>> Start LISTED RECORDS
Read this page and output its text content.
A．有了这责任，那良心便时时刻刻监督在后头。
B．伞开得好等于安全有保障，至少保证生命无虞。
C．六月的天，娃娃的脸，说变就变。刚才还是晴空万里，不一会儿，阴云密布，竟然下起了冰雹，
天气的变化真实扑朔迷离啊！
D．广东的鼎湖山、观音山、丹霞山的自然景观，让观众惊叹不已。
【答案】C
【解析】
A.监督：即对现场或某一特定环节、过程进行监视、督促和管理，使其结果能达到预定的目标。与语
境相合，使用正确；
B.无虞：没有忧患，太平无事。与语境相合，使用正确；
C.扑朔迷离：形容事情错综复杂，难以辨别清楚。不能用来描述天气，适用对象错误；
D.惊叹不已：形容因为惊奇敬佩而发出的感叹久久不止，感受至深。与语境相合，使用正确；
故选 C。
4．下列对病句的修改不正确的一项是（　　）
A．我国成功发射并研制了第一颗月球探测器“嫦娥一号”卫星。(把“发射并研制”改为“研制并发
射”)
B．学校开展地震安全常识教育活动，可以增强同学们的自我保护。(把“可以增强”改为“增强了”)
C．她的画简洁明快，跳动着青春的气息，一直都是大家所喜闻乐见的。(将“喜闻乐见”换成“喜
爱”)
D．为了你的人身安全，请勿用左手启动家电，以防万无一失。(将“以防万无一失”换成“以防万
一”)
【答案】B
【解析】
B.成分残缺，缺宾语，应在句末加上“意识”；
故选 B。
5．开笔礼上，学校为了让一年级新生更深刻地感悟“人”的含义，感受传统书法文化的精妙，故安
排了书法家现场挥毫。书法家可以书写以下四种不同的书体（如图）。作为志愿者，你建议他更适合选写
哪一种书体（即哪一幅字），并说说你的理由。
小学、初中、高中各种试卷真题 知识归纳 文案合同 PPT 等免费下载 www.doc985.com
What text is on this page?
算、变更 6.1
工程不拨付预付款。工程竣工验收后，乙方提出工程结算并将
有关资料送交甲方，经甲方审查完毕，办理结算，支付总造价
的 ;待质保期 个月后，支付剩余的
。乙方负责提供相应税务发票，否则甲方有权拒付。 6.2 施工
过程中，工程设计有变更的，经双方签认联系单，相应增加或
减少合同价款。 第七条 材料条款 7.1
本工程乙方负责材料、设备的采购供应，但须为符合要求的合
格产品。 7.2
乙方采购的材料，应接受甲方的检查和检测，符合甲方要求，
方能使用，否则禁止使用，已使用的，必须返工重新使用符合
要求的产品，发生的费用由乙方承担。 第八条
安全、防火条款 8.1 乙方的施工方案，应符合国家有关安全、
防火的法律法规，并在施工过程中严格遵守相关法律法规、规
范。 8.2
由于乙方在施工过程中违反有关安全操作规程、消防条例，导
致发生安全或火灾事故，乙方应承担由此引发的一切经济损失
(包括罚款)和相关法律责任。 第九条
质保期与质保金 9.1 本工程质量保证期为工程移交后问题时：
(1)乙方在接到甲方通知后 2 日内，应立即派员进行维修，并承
>> End LISTED RECORDS
WHAT YOU HAVE TO DO:
Give again, word for word, every line from the one holding "What text is on this page?" to the end of the data.

TASK RESPONSE:
What text is on this page?
算、变更 6.1
工程不拨付预付款。工程竣工验收后，乙方提出工程结算并将
有关资料送交甲方，经甲方审查完毕，办理结算，支付总造价
的 ;待质保期 个月后，支付剩余的
。乙方负责提供相应税务发票，否则甲方有权拒付。 6.2 施工
过程中，工程设计有变更的，经双方签认联系单，相应增加或
减少合同价款。 第七条 材料条款 7.1
本工程乙方负责材料、设备的采购供应，但须为符合要求的合
格产品。 7.2
乙方采购的材料，应接受甲方的检查和检测，符合甲方要求，
方能使用，否则禁止使用，已使用的，必须返工重新使用符合
要求的产品，发生的费用由乙方承担。 第八条
安全、防火条款 8.1 乙方的施工方案，应符合国家有关安全、
防火的法律法规，并在施工过程中严格遵守相关法律法规、规
范。 8.2
由于乙方在施工过程中违反有关安全操作规程、消防条例，导
致发生安全或火灾事故，乙方应承担由此引发的一切经济损失
(包括罚款)和相关法律责任。 第九条
质保期与质保金 9.1 本工程质量保证期为工程移交后问题时：
(1)乙方在接到甲方通知后 2 日内，应立即派员进行维修，并承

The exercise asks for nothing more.